#### Goal of the exercise
Reproduce all entries word for word.

#### Records shown
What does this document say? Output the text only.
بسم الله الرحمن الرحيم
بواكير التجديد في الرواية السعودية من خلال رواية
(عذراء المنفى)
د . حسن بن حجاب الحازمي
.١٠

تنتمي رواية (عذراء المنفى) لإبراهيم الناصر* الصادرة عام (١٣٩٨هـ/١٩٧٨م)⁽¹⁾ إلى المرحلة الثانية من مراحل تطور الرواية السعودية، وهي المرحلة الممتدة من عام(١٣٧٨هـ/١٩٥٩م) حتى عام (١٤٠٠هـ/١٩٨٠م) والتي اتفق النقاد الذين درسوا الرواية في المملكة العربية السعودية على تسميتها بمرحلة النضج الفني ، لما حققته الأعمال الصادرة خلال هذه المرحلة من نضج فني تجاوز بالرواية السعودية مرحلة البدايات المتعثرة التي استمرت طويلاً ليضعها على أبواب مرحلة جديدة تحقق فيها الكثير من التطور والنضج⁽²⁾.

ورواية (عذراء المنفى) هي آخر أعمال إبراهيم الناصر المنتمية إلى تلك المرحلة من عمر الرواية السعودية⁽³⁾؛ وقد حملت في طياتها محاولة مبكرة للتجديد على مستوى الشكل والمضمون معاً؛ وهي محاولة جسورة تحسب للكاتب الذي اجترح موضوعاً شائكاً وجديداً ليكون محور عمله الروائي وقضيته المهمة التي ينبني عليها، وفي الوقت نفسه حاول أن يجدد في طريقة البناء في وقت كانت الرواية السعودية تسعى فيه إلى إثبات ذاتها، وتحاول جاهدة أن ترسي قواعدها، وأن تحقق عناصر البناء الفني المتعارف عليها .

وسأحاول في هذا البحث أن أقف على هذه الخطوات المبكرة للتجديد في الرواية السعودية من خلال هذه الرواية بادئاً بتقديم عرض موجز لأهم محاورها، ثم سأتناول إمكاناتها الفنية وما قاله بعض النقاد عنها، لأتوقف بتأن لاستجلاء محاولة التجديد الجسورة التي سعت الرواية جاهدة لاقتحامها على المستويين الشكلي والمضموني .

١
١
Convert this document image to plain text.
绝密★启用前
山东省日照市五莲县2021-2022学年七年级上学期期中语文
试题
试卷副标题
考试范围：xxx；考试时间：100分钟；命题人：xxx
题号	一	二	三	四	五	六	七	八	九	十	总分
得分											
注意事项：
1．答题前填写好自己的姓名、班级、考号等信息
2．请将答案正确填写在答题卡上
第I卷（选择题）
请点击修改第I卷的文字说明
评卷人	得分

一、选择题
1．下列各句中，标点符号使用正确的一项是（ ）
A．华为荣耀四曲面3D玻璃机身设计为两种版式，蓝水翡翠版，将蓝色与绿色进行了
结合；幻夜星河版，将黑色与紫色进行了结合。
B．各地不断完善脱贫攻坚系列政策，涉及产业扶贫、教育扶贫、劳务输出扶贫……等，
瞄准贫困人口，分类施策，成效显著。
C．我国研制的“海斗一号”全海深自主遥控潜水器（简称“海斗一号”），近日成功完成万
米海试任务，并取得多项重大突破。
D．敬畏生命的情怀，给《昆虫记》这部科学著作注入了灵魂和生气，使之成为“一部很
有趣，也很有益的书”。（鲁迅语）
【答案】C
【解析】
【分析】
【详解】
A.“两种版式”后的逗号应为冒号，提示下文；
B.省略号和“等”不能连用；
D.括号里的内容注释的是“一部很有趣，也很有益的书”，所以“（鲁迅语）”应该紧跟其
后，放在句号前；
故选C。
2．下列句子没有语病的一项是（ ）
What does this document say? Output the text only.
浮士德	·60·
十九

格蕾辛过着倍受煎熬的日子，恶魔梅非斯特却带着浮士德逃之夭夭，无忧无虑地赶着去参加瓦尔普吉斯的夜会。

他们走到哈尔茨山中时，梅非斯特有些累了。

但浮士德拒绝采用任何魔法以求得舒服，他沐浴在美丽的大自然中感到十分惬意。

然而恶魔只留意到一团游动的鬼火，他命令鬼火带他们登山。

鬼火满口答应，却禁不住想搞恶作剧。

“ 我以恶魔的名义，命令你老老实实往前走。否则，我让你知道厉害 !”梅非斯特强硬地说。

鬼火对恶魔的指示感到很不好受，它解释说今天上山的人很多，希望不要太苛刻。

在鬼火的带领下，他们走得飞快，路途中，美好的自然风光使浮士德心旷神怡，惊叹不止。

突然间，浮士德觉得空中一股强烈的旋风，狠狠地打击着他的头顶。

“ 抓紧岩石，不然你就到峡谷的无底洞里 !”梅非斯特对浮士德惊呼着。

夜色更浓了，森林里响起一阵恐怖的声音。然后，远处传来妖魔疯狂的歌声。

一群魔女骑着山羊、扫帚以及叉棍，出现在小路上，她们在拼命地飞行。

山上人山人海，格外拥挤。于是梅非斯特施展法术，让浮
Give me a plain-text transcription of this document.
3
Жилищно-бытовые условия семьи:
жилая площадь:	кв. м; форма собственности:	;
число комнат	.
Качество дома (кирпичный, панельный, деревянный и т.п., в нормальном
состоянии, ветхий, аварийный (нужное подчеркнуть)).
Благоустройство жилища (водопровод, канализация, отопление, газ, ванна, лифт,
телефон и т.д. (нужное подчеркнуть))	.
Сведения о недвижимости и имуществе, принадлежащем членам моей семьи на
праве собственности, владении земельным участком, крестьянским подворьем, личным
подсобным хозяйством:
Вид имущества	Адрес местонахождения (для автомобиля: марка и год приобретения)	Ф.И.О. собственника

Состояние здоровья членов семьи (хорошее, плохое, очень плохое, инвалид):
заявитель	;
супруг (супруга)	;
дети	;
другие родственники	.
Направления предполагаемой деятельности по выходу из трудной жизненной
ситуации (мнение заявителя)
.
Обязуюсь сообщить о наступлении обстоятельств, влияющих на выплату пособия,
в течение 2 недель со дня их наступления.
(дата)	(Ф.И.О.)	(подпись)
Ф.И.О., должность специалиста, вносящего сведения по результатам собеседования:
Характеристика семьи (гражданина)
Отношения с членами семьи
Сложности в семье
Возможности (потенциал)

#### Complete response
What does this document say? Output the text only.
بسم الله الرحمن الرحيم
بواكير التجديد في الرواية السعودية من خلال رواية
(عذراء المنفى)
د . حسن بن حجاب الحازمي
.١٠

تنتمي رواية (عذراء المنفى) لإبراهيم الناصر* الصادرة عام (١٣٩٨هـ/١٩٧٨م)⁽¹⁾ إلى المرحلة الثانية من مراحل تطور الرواية السعودية، وهي المرحلة الممتدة من عام(١٣٧٨هـ/١٩٥٩م) حتى عام (١٤٠٠هـ/١٩٨٠م) والتي اتفق النقاد الذين درسوا الرواية في المملكة العربية السعودية على تسميتها بمرحلة النضج الفني ، لما حققته الأعمال الصادرة خلال هذه المرحلة من نضج فني تجاوز بالرواية السعودية مرحلة البدايات المتعثرة التي استمرت طويلاً ليضعها على أبواب مرحلة جديدة تحقق فيها الكثير من التطور والنضج⁽²⁾.

ورواية (عذراء المنفى) هي آخر أعمال إبراهيم الناصر المنتمية إلى تلك المرحلة من عمر الرواية السعودية⁽³⁾؛ وقد حملت في طياتها محاولة مبكرة للتجديد على مستوى الشكل والمضمون معاً؛ وهي محاولة جسورة تحسب للكاتب الذي اجترح موضوعاً شائكاً وجديداً ليكون محور عمله الروائي وقضيته المهمة التي ينبني عليها، وفي الوقت نفسه حاول أن يجدد في طريقة البناء في وقت كانت الرواية السعودية تسعى فيه إلى إثبات ذاتها، وتحاول جاهدة أن ترسي قواعدها، وأن تحقق عناصر البناء الفني المتعارف عليها .

وسأحاول في هذا البحث أن أقف على هذه الخطوات المبكرة للتجديد في الرواية السعودية من خلال هذه الرواية بادئاً بتقديم عرض موجز لأهم محاورها، ثم سأتناول إمكاناتها الفنية وما قاله بعض النقاد عنها، لأتوقف بتأن لاستجلاء محاولة التجديد الجسورة التي سعت الرواية جاهدة لاقتحامها على المستويين الشكلي والمضموني .

١
١
Convert this document image to plain text.
绝密★启用前
山东省日照市五莲县2021-2022学年七年级上学期期中语文
试题
试卷副标题
考试范围：xxx；考试时间：100分钟；命题人：xxx
题号	一	二	三	四	五	六	七	八	九	十	总分
得分											
注意事项：
1．答题前填写好自己的姓名、班级、考号等信息
2．请将答案正确填写在答题卡上
第I卷（选择题）
请点击修改第I卷的文字说明
评卷人	得分

一、选择题
1．下列各句中，标点符号使用正确的一项是（ ）
A．华为荣耀四曲面3D玻璃机身设计为两种版式，蓝水翡翠版，将蓝色与绿色进行了
结合；幻夜星河版，将黑色与紫色进行了结合。
B．各地不断完善脱贫攻坚系列政策，涉及产业扶贫、教育扶贫、劳务输出扶贫……等，
瞄准贫困人口，分类施策，成效显著。
C．我国研制的“海斗一号”全海深自主遥控潜水器（简称“海斗一号”），近日成功完成万
米海试任务，并取得多项重大突破。
D．敬畏生命的情怀，给《昆虫记》这部科学著作注入了灵魂和生气，使之成为“一部很
有趣，也很有益的书”。（鲁迅语）
【答案】C
【解析】
【分析】
【详解】
A.“两种版式”后的逗号应为冒号，提示下文；
B.省略号和“等”不能连用；
D.括号里的内容注释的是“一部很有趣，也很有益的书”，所以“（鲁迅语）”应该紧跟其
后，放在句号前；
故选C。
2．下列句子没有语病的一项是（ ）
What does this document say? Output the text only.
浮士德	·60·
十九

格蕾辛过着倍受煎熬的日子，恶魔梅非斯特却带着浮士德逃之夭夭，无忧无虑地赶着去参加瓦尔普吉斯的夜会。

他们走到哈尔茨山中时，梅非斯特有些累了。

但浮士德拒绝采用任何魔法以求得舒服，他沐浴在美丽的大自然中感到十分惬意。

然而恶魔只留意到一团游动的鬼火，他命令鬼火带他们登山。

鬼火满口答应，却禁不住想搞恶作剧。

“ 我以恶魔的名义，命令你老老实实往前走。否则，我让你知道厉害 !”梅非斯特强硬地说。

鬼火对恶魔的指示感到很不好受，它解释说今天上山的人很多，希望不要太苛刻。

在鬼火的带领下，他们走得飞快，路途中，美好的自然风光使浮士德心旷神怡，惊叹不止。

突然间，浮士德觉得空中一股强烈的旋风，狠狠地打击着他的头顶。

“ 抓紧岩石，不然你就到峡谷的无底洞里 !”梅非斯特对浮士德惊呼着。

夜色更浓了，森林里响起一阵恐怖的声音。然后，远处传来妖魔疯狂的歌声。

一群魔女骑着山羊、扫帚以及叉棍，出现在小路上，她们在拼命地飞行。

山上人山人海，格外拥挤。于是梅非斯特施展法术，让浮
Give me a plain-text transcription of this document.
3
Жилищно-бытовые условия семьи:
жилая площадь:	кв. м; форма собственности:	;
число комнат	.
Качество дома (кирпичный, панельный, деревянный и т.п., в нормальном
состоянии, ветхий, аварийный (нужное подчеркнуть)).
Благоустройство жилища (водопровод, канализация, отопление, газ, ванна, лифт,
телефон и т.д. (нужное подчеркнуть))	.
Сведения о недвижимости и имуществе, принадлежащем членам моей семьи на
праве собственности, владении земельным участком, крестьянским подворьем, личным
подсобным хозяйством:
Вид имущества	Адрес местонахождения (для автомобиля: марка и год приобретения)	Ф.И.О. собственника

Состояние здоровья членов семьи (хорошее, плохое, очень плохое, инвалид):
заявитель	;
супруг (супруга)	;
дети	;
другие родственники	.
Направления предполагаемой деятельности по выходу из трудной жизненной
ситуации (мнение заявителя)
.
Обязуюсь сообщить о наступлении обстоятельств, влияющих на выплату пособия,
в течение 2 недель со дня их наступления.
(дата)	(Ф.И.О.)	(подпись)
Ф.И.О., должность специалиста, вносящего сведения по результатам собеседования:
Характеристика семьи (гражданина)
Отношения с членами семьи
Сложности в семье
Возможности (потенциал)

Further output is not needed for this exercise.